> _Requirements_:
Word for word, set down the records and skip each picture.

Stored entries:
** Start **
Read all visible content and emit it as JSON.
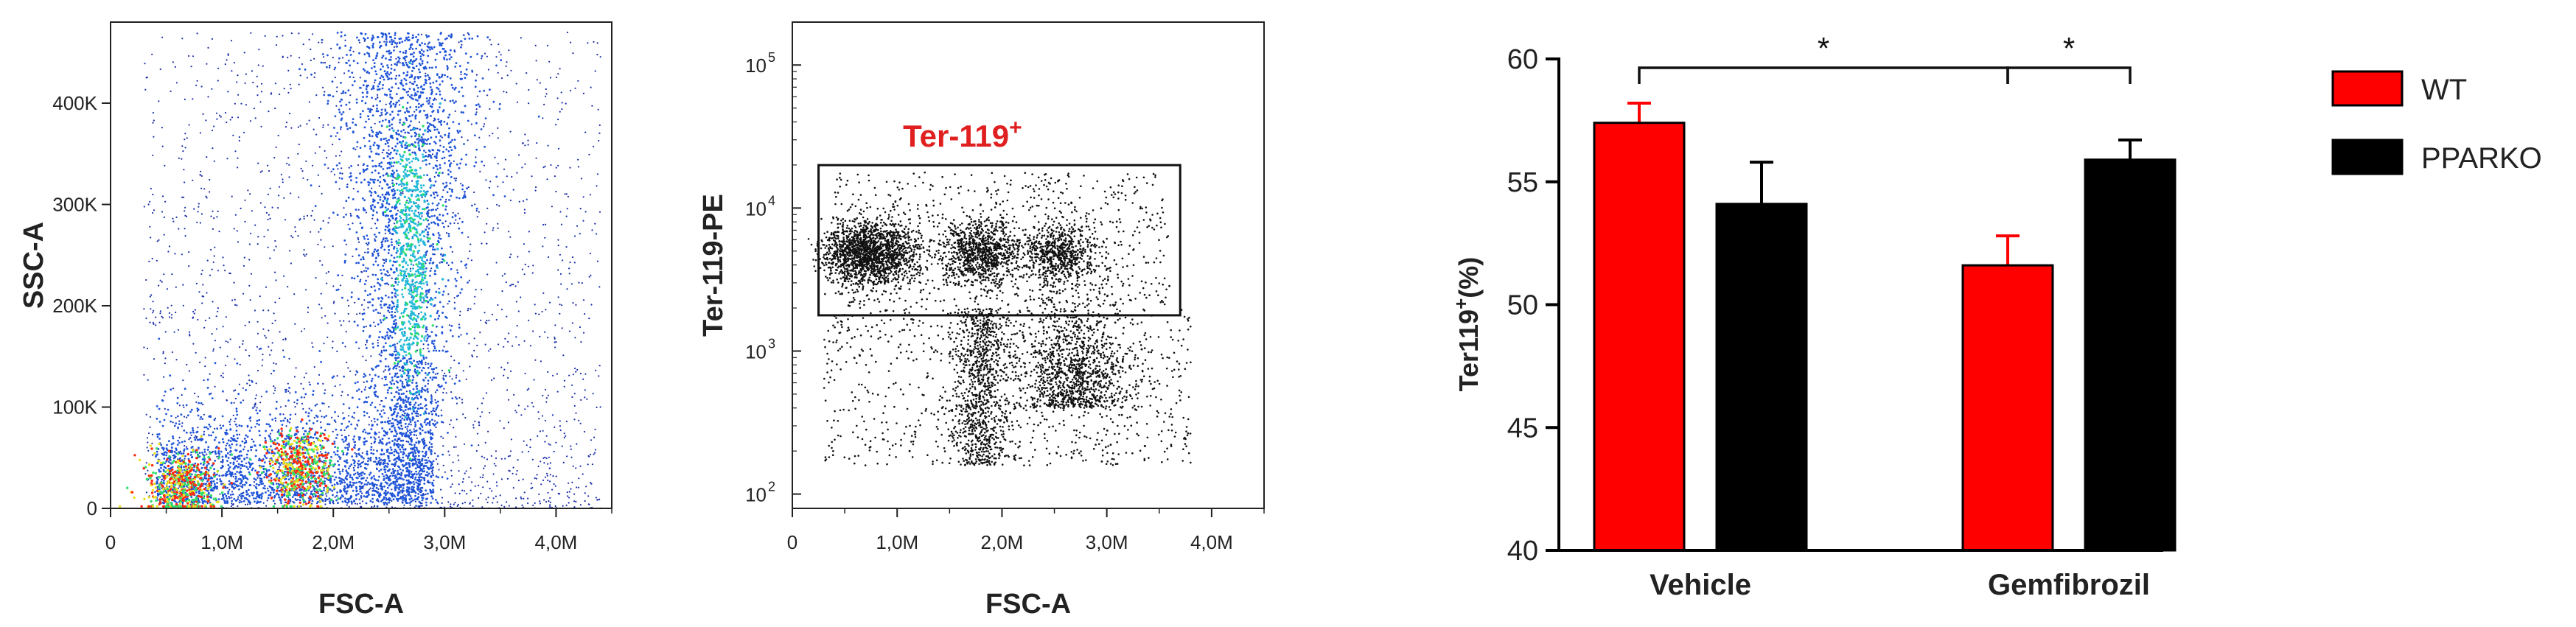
{
  "chart_data": [
    {
      "type": "scatter",
      "xlabel": "FSC-A",
      "ylabel": "SSC-A",
      "x_ticks": [
        "0",
        "1,0M",
        "2,0M",
        "3,0M",
        "4,0M"
      ],
      "y_ticks": [
        "0",
        "100K",
        "200K",
        "300K",
        "400K"
      ],
      "xlim": [
        0,
        4500000
      ],
      "ylim": [
        0,
        480000
      ],
      "density_hotspots": [
        {
          "x": 650000,
          "y": 20000,
          "level": "high"
        },
        {
          "x": 1700000,
          "y": 40000,
          "level": "high"
        },
        {
          "x": 2700000,
          "y": 250000,
          "level": "medium"
        }
      ]
    },
    {
      "type": "scatter",
      "xlabel": "FSC-A",
      "ylabel": "Ter-119-PE",
      "x_ticks": [
        "0",
        "1,0M",
        "2,0M",
        "3,0M",
        "4,0M"
      ],
      "y_ticks": [
        "10",
        "10",
        "10",
        "10"
      ],
      "y_tick_exponents": [
        "2",
        "3",
        "4",
        "5"
      ],
      "xlim": [
        0,
        4500000
      ],
      "ylim_log10": [
        1.9,
        5.3
      ],
      "gate": {
        "label": "Ter-119",
        "label_sup": "+",
        "x_range": [
          250000,
          3700000
        ],
        "y_log10_range": [
          3.25,
          4.3
        ]
      }
    },
    {
      "type": "bar",
      "categories": [
        "Vehicle",
        "Gemfibrozil"
      ],
      "series": [
        {
          "name": "WT",
          "color": "#ff0000",
          "values": [
            57.4,
            51.6
          ],
          "errors": [
            0.8,
            1.2
          ]
        },
        {
          "name": "PPARKO",
          "color": "#000000",
          "values": [
            54.1,
            55.9
          ],
          "errors": [
            1.7,
            0.8
          ]
        }
      ],
      "ylabel": "Ter119",
      "ylabel_sup": "+",
      "ylabel_suffix": "(%)",
      "ylim": [
        40,
        60
      ],
      "y_ticks": [
        "40",
        "45",
        "50",
        "55",
        "60"
      ],
      "significance": [
        {
          "between": [
            "Vehicle:WT",
            "Gemfibrozil:WT"
          ],
          "mark": "*"
        },
        {
          "between": [
            "Gemfibrozil:WT",
            "Gemfibrozil:PPARKO"
          ],
          "mark": "*"
        }
      ],
      "legend_position": "right"
    }
  ]
}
** End **
> _Task solution_:
Read all visible content and emit it as JSON.
{
  "chart_data": [
    {
      "type": "scatter",
      "xlabel": "FSC-A",
      "ylabel": "SSC-A",
      "x_ticks": [
        "0",
        "1,0M",
        "2,0M",
        "3,0M",
        "4,0M"
      ],
      "y_ticks": [
        "0",
        "100K",
        "200K",
        "300K",
        "400K"
      ],
      "xlim": [
        0,
        4500000
      ],
      "ylim": [
        0,
        480000
      ],
      "density_hotspots": [
        {
          "x": 650000,
          "y": 20000,
          "level": "high"
        },
        {
          "x": 1700000,
          "y": 40000,
          "level": "high"
        },
        {
          "x": 2700000,
          "y": 250000,
          "level": "medium"
        }
      ]
    },
    {
      "type": "scatter",
      "xlabel": "FSC-A",
      "ylabel": "Ter-119-PE",
      "x_ticks": [
        "0",
        "1,0M",
        "2,0M",
        "3,0M",
        "4,0M"
      ],
      "y_ticks": [
        "10",
        "10",
        "10",
        "10"
      ],
      "y_tick_exponents": [
        "2",
        "3",
        "4",
        "5"
      ],
      "xlim": [
        0,
        4500000
      ],
      "ylim_log10": [
        1.9,
        5.3
      ],
      "gate": {
        "label": "Ter-119",
        "label_sup": "+",
        "x_range": [
          250000,
          3700000
        ],
        "y_log10_range": [
          3.25,
          4.3
        ]
      }
    },
    {
      "type": "bar",
      "categories": [
        "Vehicle",
        "Gemfibrozil"
      ],
      "series": [
        {
          "name": "WT",
          "color": "#ff0000",
          "values": [
            57.4,
            51.6
          ],
          "errors": [
            0.8,
            1.2
          ]
        },
        {
          "name": "PPARKO",
          "color": "#000000",
          "values": [
            54.1,
            55.9
          ],
          "errors": [
            1.7,
            0.8
          ]
        }
      ],
      "ylabel": "Ter119",
      "ylabel_sup": "+",
      "ylabel_suffix": "(%)",
      "ylim": [
        40,
        60
      ],
      "y_ticks": [
        "40",
        "45",
        "50",
        "55",
        "60"
      ],
      "significance": [
        {
          "between": [
            "Vehicle:WT",
            "Gemfibrozil:WT"
          ],
          "mark": "*"
        },
        {
          "between": [
            "Gemfibrozil:WT",
            "Gemfibrozil:PPARKO"
          ],
          "mark": "*"
        }
      ],
      "legend_position": "right"
    }
  ]
}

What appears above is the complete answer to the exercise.